STATED EXERCISE → Copy every one of the lines below exactly as they appear, keeping each character unchanged.

________________________

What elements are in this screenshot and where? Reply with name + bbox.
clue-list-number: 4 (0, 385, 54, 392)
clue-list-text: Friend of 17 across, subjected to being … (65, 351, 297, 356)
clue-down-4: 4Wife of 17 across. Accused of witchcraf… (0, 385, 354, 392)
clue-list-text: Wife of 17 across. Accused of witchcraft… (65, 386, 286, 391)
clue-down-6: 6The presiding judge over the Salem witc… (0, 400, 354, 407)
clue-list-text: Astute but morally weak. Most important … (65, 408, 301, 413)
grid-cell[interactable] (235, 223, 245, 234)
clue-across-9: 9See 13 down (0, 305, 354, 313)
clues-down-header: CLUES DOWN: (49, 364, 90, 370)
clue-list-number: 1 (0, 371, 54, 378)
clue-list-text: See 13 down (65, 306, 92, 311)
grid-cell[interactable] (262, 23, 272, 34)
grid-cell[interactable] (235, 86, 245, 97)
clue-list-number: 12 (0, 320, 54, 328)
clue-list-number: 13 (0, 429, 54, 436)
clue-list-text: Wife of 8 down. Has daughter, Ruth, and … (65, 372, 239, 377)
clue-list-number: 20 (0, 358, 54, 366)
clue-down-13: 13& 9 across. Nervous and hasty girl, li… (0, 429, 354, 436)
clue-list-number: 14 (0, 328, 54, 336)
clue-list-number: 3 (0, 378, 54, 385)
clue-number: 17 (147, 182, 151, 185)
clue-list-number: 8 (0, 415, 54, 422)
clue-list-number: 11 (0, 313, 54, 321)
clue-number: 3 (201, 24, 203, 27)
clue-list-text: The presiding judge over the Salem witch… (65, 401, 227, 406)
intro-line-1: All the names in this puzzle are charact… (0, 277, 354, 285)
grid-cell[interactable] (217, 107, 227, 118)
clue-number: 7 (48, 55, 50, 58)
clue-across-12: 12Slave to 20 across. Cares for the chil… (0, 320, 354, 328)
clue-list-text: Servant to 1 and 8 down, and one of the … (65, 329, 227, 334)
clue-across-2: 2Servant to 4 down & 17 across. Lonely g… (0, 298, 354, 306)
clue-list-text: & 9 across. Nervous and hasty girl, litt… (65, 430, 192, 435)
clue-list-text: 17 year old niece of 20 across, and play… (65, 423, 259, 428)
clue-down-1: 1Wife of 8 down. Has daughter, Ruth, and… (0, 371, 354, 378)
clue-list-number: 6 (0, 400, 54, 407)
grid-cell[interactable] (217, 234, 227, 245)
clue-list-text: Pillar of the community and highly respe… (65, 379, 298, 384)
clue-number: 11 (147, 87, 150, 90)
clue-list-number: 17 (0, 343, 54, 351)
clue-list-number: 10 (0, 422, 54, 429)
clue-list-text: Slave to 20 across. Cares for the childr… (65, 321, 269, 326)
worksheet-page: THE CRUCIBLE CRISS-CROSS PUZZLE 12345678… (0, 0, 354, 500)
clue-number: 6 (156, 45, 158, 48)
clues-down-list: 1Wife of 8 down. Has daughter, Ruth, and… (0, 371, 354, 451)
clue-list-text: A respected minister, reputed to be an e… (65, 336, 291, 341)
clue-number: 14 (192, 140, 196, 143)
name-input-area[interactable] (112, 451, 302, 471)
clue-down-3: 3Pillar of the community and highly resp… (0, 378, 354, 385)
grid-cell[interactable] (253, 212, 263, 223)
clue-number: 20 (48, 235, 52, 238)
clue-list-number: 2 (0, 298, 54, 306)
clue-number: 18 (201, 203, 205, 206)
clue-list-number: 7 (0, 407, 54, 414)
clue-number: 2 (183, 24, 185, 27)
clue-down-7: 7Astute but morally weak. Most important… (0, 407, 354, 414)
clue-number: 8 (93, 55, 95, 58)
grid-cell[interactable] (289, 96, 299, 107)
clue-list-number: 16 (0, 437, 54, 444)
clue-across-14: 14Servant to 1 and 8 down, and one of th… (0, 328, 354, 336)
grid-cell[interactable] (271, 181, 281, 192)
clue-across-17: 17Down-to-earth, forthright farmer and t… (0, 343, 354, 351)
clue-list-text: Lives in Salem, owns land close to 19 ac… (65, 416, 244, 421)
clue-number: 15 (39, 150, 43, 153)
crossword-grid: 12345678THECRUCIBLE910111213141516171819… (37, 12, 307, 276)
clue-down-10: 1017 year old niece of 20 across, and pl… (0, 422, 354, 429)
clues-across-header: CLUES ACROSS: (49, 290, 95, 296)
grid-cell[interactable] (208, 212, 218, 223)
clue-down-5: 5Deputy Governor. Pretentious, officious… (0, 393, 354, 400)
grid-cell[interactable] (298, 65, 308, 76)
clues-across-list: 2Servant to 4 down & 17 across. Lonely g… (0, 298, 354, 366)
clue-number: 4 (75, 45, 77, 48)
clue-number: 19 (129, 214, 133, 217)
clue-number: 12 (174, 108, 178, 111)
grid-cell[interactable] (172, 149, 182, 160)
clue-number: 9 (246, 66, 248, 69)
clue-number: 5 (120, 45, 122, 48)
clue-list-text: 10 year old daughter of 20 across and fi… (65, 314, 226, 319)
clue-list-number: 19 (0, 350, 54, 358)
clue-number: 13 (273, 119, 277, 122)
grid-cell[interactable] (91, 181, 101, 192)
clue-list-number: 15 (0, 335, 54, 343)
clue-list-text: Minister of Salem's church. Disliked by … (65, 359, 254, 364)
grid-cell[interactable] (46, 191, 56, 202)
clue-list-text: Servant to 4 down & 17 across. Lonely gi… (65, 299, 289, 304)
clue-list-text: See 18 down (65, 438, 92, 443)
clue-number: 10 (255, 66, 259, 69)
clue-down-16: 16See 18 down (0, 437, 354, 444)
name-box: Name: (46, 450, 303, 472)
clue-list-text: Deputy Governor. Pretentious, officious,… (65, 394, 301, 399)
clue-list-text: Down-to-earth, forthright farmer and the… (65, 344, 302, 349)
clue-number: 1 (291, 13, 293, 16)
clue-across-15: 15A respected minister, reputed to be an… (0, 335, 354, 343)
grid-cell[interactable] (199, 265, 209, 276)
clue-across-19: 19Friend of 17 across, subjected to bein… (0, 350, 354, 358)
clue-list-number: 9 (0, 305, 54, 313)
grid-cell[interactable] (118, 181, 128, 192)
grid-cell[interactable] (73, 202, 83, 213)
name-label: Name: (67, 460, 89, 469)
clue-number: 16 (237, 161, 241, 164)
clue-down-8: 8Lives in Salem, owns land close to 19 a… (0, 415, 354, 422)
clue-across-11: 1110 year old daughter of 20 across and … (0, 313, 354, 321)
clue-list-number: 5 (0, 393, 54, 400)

________________________

SOLUTION FOR THIS PROBLEM →
What elements are in this screenshot and where? Reply with name + bbox.
clue-list-number: 4 (0, 385, 54, 392)
clue-list-text: Friend of 17 across, subjected to being … (65, 351, 297, 356)
clue-down-4: 4Wife of 17 across. Accused of witchcraf… (0, 385, 354, 392)
clue-list-text: Wife of 17 across. Accused of witchcraft… (65, 386, 286, 391)
clue-down-6: 6The presiding judge over the Salem witc… (0, 400, 354, 407)
clue-list-text: Astute but morally weak. Most important … (65, 408, 301, 413)
grid-cell[interactable] (235, 223, 245, 234)
clue-across-9: 9See 13 down (0, 305, 354, 313)
clues-down-header: CLUES DOWN: (49, 364, 90, 370)
clue-list-number: 1 (0, 371, 54, 378)
clue-list-text: See 13 down (65, 306, 92, 311)
grid-cell[interactable] (262, 23, 272, 34)
grid-cell[interactable] (235, 86, 245, 97)
clue-list-number: 12 (0, 320, 54, 328)
clue-list-number: 13 (0, 429, 54, 436)
clue-list-text: Wife of 8 down. Has daughter, Ruth, and … (65, 372, 239, 377)
clue-list-number: 20 (0, 358, 54, 366)
clue-down-13: 13& 9 across. Nervous and hasty girl, li… (0, 429, 354, 436)
clue-list-number: 14 (0, 328, 54, 336)
clue-list-number: 3 (0, 378, 54, 385)
clue-number: 17 (147, 182, 151, 185)
clue-list-number: 8 (0, 415, 54, 422)
clue-list-number: 11 (0, 313, 54, 321)
clue-number: 3 (201, 24, 203, 27)
clue-list-text: The presiding judge over the Salem witch… (65, 401, 227, 406)
intro-line-1: All the names in this puzzle are charact… (0, 277, 354, 285)
grid-cell[interactable] (217, 107, 227, 118)
clue-number: 7 (48, 55, 50, 58)
clue-across-12: 12Slave to 20 across. Cares for the chil… (0, 320, 354, 328)
clue-list-text: Servant to 1 and 8 down, and one of the … (65, 329, 227, 334)
clue-across-2: 2Servant to 4 down & 17 across. Lonely g… (0, 298, 354, 306)
clue-list-text: & 9 across. Nervous and hasty girl, litt… (65, 430, 192, 435)
clue-list-text: 17 year old niece of 20 across, and play… (65, 423, 259, 428)
clue-down-1: 1Wife of 8 down. Has daughter, Ruth, and… (0, 371, 354, 378)
clue-list-number: 6 (0, 400, 54, 407)
grid-cell[interactable] (217, 234, 227, 245)
clue-list-text: Pillar of the community and highly respe… (65, 379, 298, 384)
clue-number: 11 (147, 87, 150, 90)
clue-list-number: 17 (0, 343, 54, 351)
clue-list-number: 10 (0, 422, 54, 429)
clue-list-text: Slave to 20 across. Cares for the childr… (65, 321, 269, 326)
worksheet-page: THE CRUCIBLE CRISS-CROSS PUZZLE 12345678… (0, 0, 354, 500)
clue-number: 6 (156, 45, 158, 48)
clues-down-list: 1Wife of 8 down. Has daughter, Ruth, and… (0, 371, 354, 451)
clue-list-text: A respected minister, reputed to be an e… (65, 336, 291, 341)
clue-number: 14 (192, 140, 196, 143)
name-input-area[interactable] (112, 451, 302, 471)
clue-down-3: 3Pillar of the community and highly resp… (0, 378, 354, 385)
grid-cell[interactable] (253, 212, 263, 223)
clue-number: 20 (48, 235, 52, 238)
clue-list-number: 2 (0, 298, 54, 306)
clue-number: 18 (201, 203, 205, 206)
clue-list-number: 7 (0, 407, 54, 414)
clue-number: 2 (183, 24, 185, 27)
clue-down-7: 7Astute but morally weak. Most important… (0, 407, 354, 414)
clue-number: 8 (93, 55, 95, 58)
grid-cell[interactable] (289, 96, 299, 107)
clue-list-number: 16 (0, 437, 54, 444)
clue-across-14: 14Servant to 1 and 8 down, and one of th… (0, 328, 354, 336)
grid-cell[interactable] (271, 181, 281, 192)
clue-across-17: 17Down-to-earth, forthright farmer and t… (0, 343, 354, 351)
clue-list-text: Lives in Salem, owns land close to 19 ac… (65, 416, 244, 421)
clue-number: 15 (39, 150, 43, 153)
crossword-grid: 12345678THECRUCIBLE910111213141516171819… (37, 12, 307, 276)
clue-down-10: 1017 year old niece of 20 across, and pl… (0, 422, 354, 429)
clues-across-header: CLUES ACROSS: (49, 290, 95, 296)
grid-cell[interactable] (208, 212, 218, 223)
clue-down-5: 5Deputy Governor. Pretentious, officious… (0, 393, 354, 400)
grid-cell[interactable] (298, 65, 308, 76)
clues-across-list: 2Servant to 4 down & 17 across. Lonely g… (0, 298, 354, 366)
clue-number: 4 (75, 45, 77, 48)
clue-number: 19 (129, 214, 133, 217)
clue-number: 12 (174, 108, 178, 111)
grid-cell[interactable] (172, 149, 182, 160)
clue-number: 9 (246, 66, 248, 69)
clue-number: 5 (120, 45, 122, 48)
clue-list-text: 10 year old daughter of 20 across and fi… (65, 314, 226, 319)
clue-list-number: 19 (0, 350, 54, 358)
clue-number: 13 (273, 119, 277, 122)
grid-cell[interactable] (91, 181, 101, 192)
clue-list-number: 15 (0, 335, 54, 343)
clue-list-text: Minister of Salem's church. Disliked by … (65, 359, 254, 364)
grid-cell[interactable] (46, 191, 56, 202)
clue-list-text: Servant to 4 down & 17 across. Lonely gi… (65, 299, 289, 304)
clue-list-text: See 18 down (65, 438, 92, 443)
clue-number: 10 (255, 66, 259, 69)
clue-down-16: 16See 18 down (0, 437, 354, 444)
name-box: Name: (46, 450, 303, 472)
clue-list-text: Deputy Governor. Pretentious, officious,… (65, 394, 301, 399)
clue-list-text: Down-to-earth, forthright farmer and the… (65, 344, 302, 349)
clue-number: 1 (291, 13, 293, 16)
clue-across-15: 15A respected minister, reputed to be an… (0, 335, 354, 343)
grid-cell[interactable] (199, 265, 209, 276)
clue-across-19: 19Friend of 17 across, subjected to bein… (0, 350, 354, 358)
clue-list-number: 9 (0, 305, 54, 313)
grid-cell[interactable] (118, 181, 128, 192)
grid-cell[interactable] (73, 202, 83, 213)
name-label: Name: (67, 460, 89, 469)
clue-number: 16 (237, 161, 241, 164)
clue-down-8: 8Lives in Salem, owns land close to 19 a… (0, 415, 354, 422)
clue-across-11: 1110 year old daughter of 20 across and … (0, 313, 354, 321)
clue-list-number: 5 (0, 393, 54, 400)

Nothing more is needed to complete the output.